→ **EXERCISE INPUTS**:
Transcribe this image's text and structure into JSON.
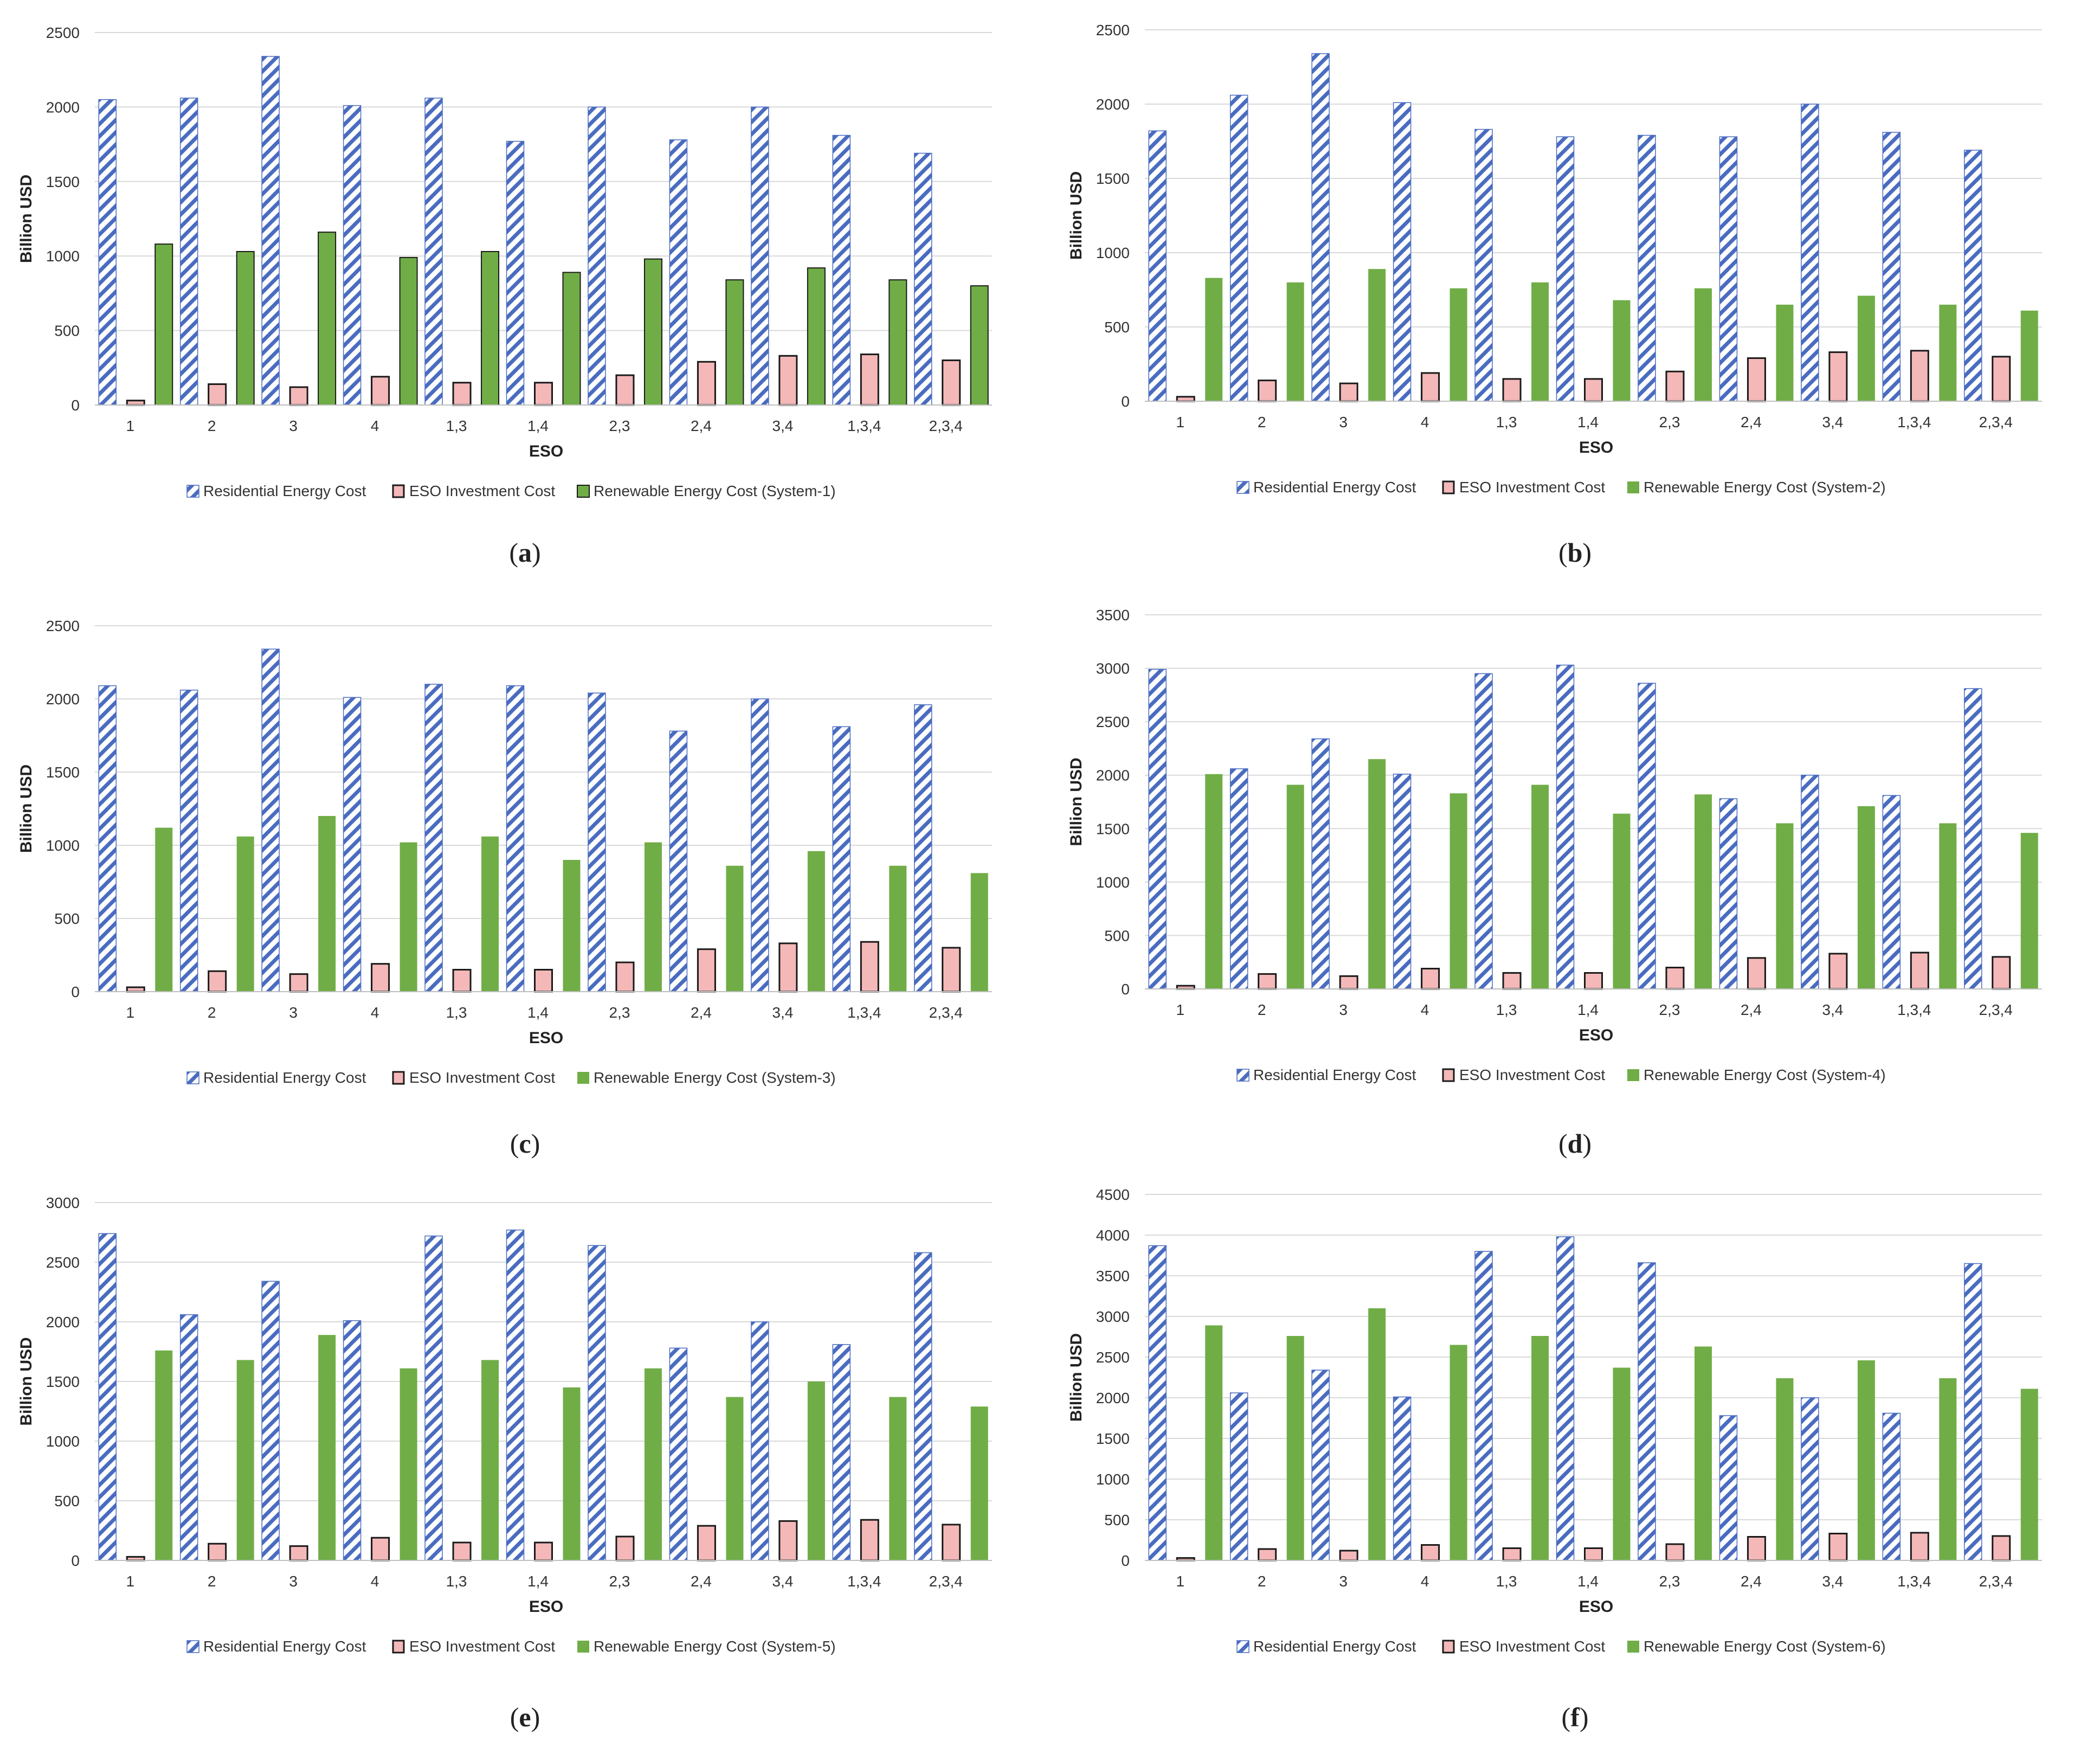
{
  "colors": {
    "residential_stroke": "#4a6cc0",
    "eso_fill": "#f4b8b8",
    "eso_stroke": "#1a1a1a",
    "renewable_fill": "#70ad47",
    "grid": "#d9d9d9",
    "axis_text": "#333333"
  },
  "chart_data": [
    {
      "type": "bar",
      "panel": "a",
      "categories": [
        "1",
        "2",
        "3",
        "4",
        "1,3",
        "1,4",
        "2,3",
        "2,4",
        "3,4",
        "1,3,4",
        "2,3,4"
      ],
      "series": [
        {
          "name": "Residential Energy Cost",
          "values": [
            2050,
            2060,
            2340,
            2010,
            2060,
            1770,
            2000,
            1780,
            2000,
            1810,
            1690
          ]
        },
        {
          "name": "ESO Investment Cost",
          "values": [
            30,
            140,
            120,
            190,
            150,
            150,
            200,
            290,
            330,
            340,
            300
          ]
        },
        {
          "name": "Renewable Energy Cost (System-1)",
          "values": [
            1080,
            1030,
            1160,
            990,
            1030,
            890,
            980,
            840,
            920,
            840,
            800
          ]
        }
      ],
      "ylabel": "Billion USD",
      "xlabel": "ESO",
      "ylim": [
        0,
        2500
      ],
      "yticks": [
        "0",
        "500",
        "1000",
        "1500",
        "2000",
        "2500"
      ],
      "caption": "a",
      "renewable_outlined": true
    },
    {
      "type": "bar",
      "panel": "b",
      "categories": [
        "1",
        "2",
        "3",
        "4",
        "1,3",
        "1,4",
        "2,3",
        "2,4",
        "3,4",
        "1,3,4",
        "2,3,4"
      ],
      "series": [
        {
          "name": "Residential Energy Cost",
          "values": [
            1820,
            2060,
            2340,
            2010,
            1830,
            1780,
            1790,
            1780,
            2000,
            1810,
            1690
          ]
        },
        {
          "name": "ESO Investment Cost",
          "values": [
            30,
            140,
            120,
            190,
            150,
            150,
            200,
            290,
            330,
            340,
            300
          ]
        },
        {
          "name": "Renewable Energy Cost (System-2)",
          "values": [
            830,
            800,
            890,
            760,
            800,
            680,
            760,
            650,
            710,
            650,
            610
          ]
        }
      ],
      "ylabel": "Billion USD",
      "xlabel": "ESO",
      "ylim": [
        0,
        2500
      ],
      "yticks": [
        "0",
        "500",
        "1000",
        "1500",
        "2000",
        "2500"
      ],
      "caption": "b",
      "renewable_outlined": false
    },
    {
      "type": "bar",
      "panel": "c",
      "categories": [
        "1",
        "2",
        "3",
        "4",
        "1,3",
        "1,4",
        "2,3",
        "2,4",
        "3,4",
        "1,3,4",
        "2,3,4"
      ],
      "series": [
        {
          "name": "Residential Energy Cost",
          "values": [
            2090,
            2060,
            2340,
            2010,
            2100,
            2090,
            2040,
            1780,
            2000,
            1810,
            1960
          ]
        },
        {
          "name": "ESO Investment Cost",
          "values": [
            30,
            140,
            120,
            190,
            150,
            150,
            200,
            290,
            330,
            340,
            300
          ]
        },
        {
          "name": "Renewable Energy Cost (System-3)",
          "values": [
            1120,
            1060,
            1200,
            1020,
            1060,
            900,
            1020,
            860,
            960,
            860,
            810
          ]
        }
      ],
      "ylabel": "Billion USD",
      "xlabel": "ESO",
      "ylim": [
        0,
        2500
      ],
      "yticks": [
        "0",
        "500",
        "1000",
        "1500",
        "2000",
        "2500"
      ],
      "caption": "c",
      "renewable_outlined": false
    },
    {
      "type": "bar",
      "panel": "d",
      "categories": [
        "1",
        "2",
        "3",
        "4",
        "1,3",
        "1,4",
        "2,3",
        "2,4",
        "3,4",
        "1,3,4",
        "2,3,4"
      ],
      "series": [
        {
          "name": "Residential Energy Cost",
          "values": [
            2990,
            2060,
            2340,
            2010,
            2950,
            3030,
            2860,
            1780,
            2000,
            1810,
            2810
          ]
        },
        {
          "name": "ESO Investment Cost",
          "values": [
            30,
            140,
            120,
            190,
            150,
            150,
            200,
            290,
            330,
            340,
            300
          ]
        },
        {
          "name": "Renewable Energy Cost (System-4)",
          "values": [
            2010,
            1910,
            2150,
            1830,
            1910,
            1640,
            1820,
            1550,
            1710,
            1550,
            1460
          ]
        }
      ],
      "ylabel": "Billion USD",
      "xlabel": "ESO",
      "ylim": [
        0,
        3500
      ],
      "yticks": [
        "0",
        "500",
        "1000",
        "1500",
        "2000",
        "2500",
        "3000",
        "3500"
      ],
      "caption": "d",
      "renewable_outlined": false
    },
    {
      "type": "bar",
      "panel": "e",
      "categories": [
        "1",
        "2",
        "3",
        "4",
        "1,3",
        "1,4",
        "2,3",
        "2,4",
        "3,4",
        "1,3,4",
        "2,3,4"
      ],
      "series": [
        {
          "name": "Residential Energy Cost",
          "values": [
            2740,
            2060,
            2340,
            2010,
            2720,
            2770,
            2640,
            1780,
            2000,
            1810,
            2580
          ]
        },
        {
          "name": "ESO Investment Cost",
          "values": [
            30,
            140,
            120,
            190,
            150,
            150,
            200,
            290,
            330,
            340,
            300
          ]
        },
        {
          "name": "Renewable Energy Cost (System-5)",
          "values": [
            1760,
            1680,
            1890,
            1610,
            1680,
            1450,
            1610,
            1370,
            1500,
            1370,
            1290
          ]
        }
      ],
      "ylabel": "Billion USD",
      "xlabel": "ESO",
      "ylim": [
        0,
        3000
      ],
      "yticks": [
        "0",
        "500",
        "1000",
        "1500",
        "2000",
        "2500",
        "3000"
      ],
      "caption": "e",
      "renewable_outlined": false
    },
    {
      "type": "bar",
      "panel": "f",
      "categories": [
        "1",
        "2",
        "3",
        "4",
        "1,3",
        "1,4",
        "2,3",
        "2,4",
        "3,4",
        "1,3,4",
        "2,3,4"
      ],
      "series": [
        {
          "name": "Residential Energy Cost",
          "values": [
            3870,
            2060,
            2340,
            2010,
            3800,
            3980,
            3660,
            1780,
            2000,
            1810,
            3650
          ]
        },
        {
          "name": "ESO Investment Cost",
          "values": [
            30,
            140,
            120,
            190,
            150,
            150,
            200,
            290,
            330,
            340,
            300
          ]
        },
        {
          "name": "Renewable Energy Cost (System-6)",
          "values": [
            2890,
            2760,
            3100,
            2650,
            2760,
            2370,
            2630,
            2240,
            2460,
            2240,
            2110
          ]
        }
      ],
      "ylabel": "Billion USD",
      "xlabel": "ESO",
      "ylim": [
        0,
        4500
      ],
      "yticks": [
        "0",
        "500",
        "1000",
        "1500",
        "2000",
        "2500",
        "3000",
        "3500",
        "4000",
        "4500"
      ],
      "caption": "f",
      "renewable_outlined": false
    }
  ]
}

→ **STATED GOAL**: All the lines above are to be reproduced exactly, except the pictures.

→ **RESULT**:
Transcribe this image's text and structure into JSON.
{
  "colors": {
    "residential_stroke": "#4a6cc0",
    "eso_fill": "#f4b8b8",
    "eso_stroke": "#1a1a1a",
    "renewable_fill": "#70ad47",
    "grid": "#d9d9d9",
    "axis_text": "#333333"
  },
  "chart_data": [
    {
      "type": "bar",
      "panel": "a",
      "categories": [
        "1",
        "2",
        "3",
        "4",
        "1,3",
        "1,4",
        "2,3",
        "2,4",
        "3,4",
        "1,3,4",
        "2,3,4"
      ],
      "series": [
        {
          "name": "Residential Energy Cost",
          "values": [
            2050,
            2060,
            2340,
            2010,
            2060,
            1770,
            2000,
            1780,
            2000,
            1810,
            1690
          ]
        },
        {
          "name": "ESO Investment Cost",
          "values": [
            30,
            140,
            120,
            190,
            150,
            150,
            200,
            290,
            330,
            340,
            300
          ]
        },
        {
          "name": "Renewable Energy Cost (System-1)",
          "values": [
            1080,
            1030,
            1160,
            990,
            1030,
            890,
            980,
            840,
            920,
            840,
            800
          ]
        }
      ],
      "ylabel": "Billion USD",
      "xlabel": "ESO",
      "ylim": [
        0,
        2500
      ],
      "yticks": [
        "0",
        "500",
        "1000",
        "1500",
        "2000",
        "2500"
      ],
      "caption": "a",
      "renewable_outlined": true
    },
    {
      "type": "bar",
      "panel": "b",
      "categories": [
        "1",
        "2",
        "3",
        "4",
        "1,3",
        "1,4",
        "2,3",
        "2,4",
        "3,4",
        "1,3,4",
        "2,3,4"
      ],
      "series": [
        {
          "name": "Residential Energy Cost",
          "values": [
            1820,
            2060,
            2340,
            2010,
            1830,
            1780,
            1790,
            1780,
            2000,
            1810,
            1690
          ]
        },
        {
          "name": "ESO Investment Cost",
          "values": [
            30,
            140,
            120,
            190,
            150,
            150,
            200,
            290,
            330,
            340,
            300
          ]
        },
        {
          "name": "Renewable Energy Cost (System-2)",
          "values": [
            830,
            800,
            890,
            760,
            800,
            680,
            760,
            650,
            710,
            650,
            610
          ]
        }
      ],
      "ylabel": "Billion USD",
      "xlabel": "ESO",
      "ylim": [
        0,
        2500
      ],
      "yticks": [
        "0",
        "500",
        "1000",
        "1500",
        "2000",
        "2500"
      ],
      "caption": "b",
      "renewable_outlined": false
    },
    {
      "type": "bar",
      "panel": "c",
      "categories": [
        "1",
        "2",
        "3",
        "4",
        "1,3",
        "1,4",
        "2,3",
        "2,4",
        "3,4",
        "1,3,4",
        "2,3,4"
      ],
      "series": [
        {
          "name": "Residential Energy Cost",
          "values": [
            2090,
            2060,
            2340,
            2010,
            2100,
            2090,
            2040,
            1780,
            2000,
            1810,
            1960
          ]
        },
        {
          "name": "ESO Investment Cost",
          "values": [
            30,
            140,
            120,
            190,
            150,
            150,
            200,
            290,
            330,
            340,
            300
          ]
        },
        {
          "name": "Renewable Energy Cost (System-3)",
          "values": [
            1120,
            1060,
            1200,
            1020,
            1060,
            900,
            1020,
            860,
            960,
            860,
            810
          ]
        }
      ],
      "ylabel": "Billion USD",
      "xlabel": "ESO",
      "ylim": [
        0,
        2500
      ],
      "yticks": [
        "0",
        "500",
        "1000",
        "1500",
        "2000",
        "2500"
      ],
      "caption": "c",
      "renewable_outlined": false
    },
    {
      "type": "bar",
      "panel": "d",
      "categories": [
        "1",
        "2",
        "3",
        "4",
        "1,3",
        "1,4",
        "2,3",
        "2,4",
        "3,4",
        "1,3,4",
        "2,3,4"
      ],
      "series": [
        {
          "name": "Residential Energy Cost",
          "values": [
            2990,
            2060,
            2340,
            2010,
            2950,
            3030,
            2860,
            1780,
            2000,
            1810,
            2810
          ]
        },
        {
          "name": "ESO Investment Cost",
          "values": [
            30,
            140,
            120,
            190,
            150,
            150,
            200,
            290,
            330,
            340,
            300
          ]
        },
        {
          "name": "Renewable Energy Cost (System-4)",
          "values": [
            2010,
            1910,
            2150,
            1830,
            1910,
            1640,
            1820,
            1550,
            1710,
            1550,
            1460
          ]
        }
      ],
      "ylabel": "Billion USD",
      "xlabel": "ESO",
      "ylim": [
        0,
        3500
      ],
      "yticks": [
        "0",
        "500",
        "1000",
        "1500",
        "2000",
        "2500",
        "3000",
        "3500"
      ],
      "caption": "d",
      "renewable_outlined": false
    },
    {
      "type": "bar",
      "panel": "e",
      "categories": [
        "1",
        "2",
        "3",
        "4",
        "1,3",
        "1,4",
        "2,3",
        "2,4",
        "3,4",
        "1,3,4",
        "2,3,4"
      ],
      "series": [
        {
          "name": "Residential Energy Cost",
          "values": [
            2740,
            2060,
            2340,
            2010,
            2720,
            2770,
            2640,
            1780,
            2000,
            1810,
            2580
          ]
        },
        {
          "name": "ESO Investment Cost",
          "values": [
            30,
            140,
            120,
            190,
            150,
            150,
            200,
            290,
            330,
            340,
            300
          ]
        },
        {
          "name": "Renewable Energy Cost (System-5)",
          "values": [
            1760,
            1680,
            1890,
            1610,
            1680,
            1450,
            1610,
            1370,
            1500,
            1370,
            1290
          ]
        }
      ],
      "ylabel": "Billion USD",
      "xlabel": "ESO",
      "ylim": [
        0,
        3000
      ],
      "yticks": [
        "0",
        "500",
        "1000",
        "1500",
        "2000",
        "2500",
        "3000"
      ],
      "caption": "e",
      "renewable_outlined": false
    },
    {
      "type": "bar",
      "panel": "f",
      "categories": [
        "1",
        "2",
        "3",
        "4",
        "1,3",
        "1,4",
        "2,3",
        "2,4",
        "3,4",
        "1,3,4",
        "2,3,4"
      ],
      "series": [
        {
          "name": "Residential Energy Cost",
          "values": [
            3870,
            2060,
            2340,
            2010,
            3800,
            3980,
            3660,
            1780,
            2000,
            1810,
            3650
          ]
        },
        {
          "name": "ESO Investment Cost",
          "values": [
            30,
            140,
            120,
            190,
            150,
            150,
            200,
            290,
            330,
            340,
            300
          ]
        },
        {
          "name": "Renewable Energy Cost (System-6)",
          "values": [
            2890,
            2760,
            3100,
            2650,
            2760,
            2370,
            2630,
            2240,
            2460,
            2240,
            2110
          ]
        }
      ],
      "ylabel": "Billion USD",
      "xlabel": "ESO",
      "ylim": [
        0,
        4500
      ],
      "yticks": [
        "0",
        "500",
        "1000",
        "1500",
        "2000",
        "2500",
        "3000",
        "3500",
        "4000",
        "4500"
      ],
      "caption": "f",
      "renewable_outlined": false
    }
  ]
}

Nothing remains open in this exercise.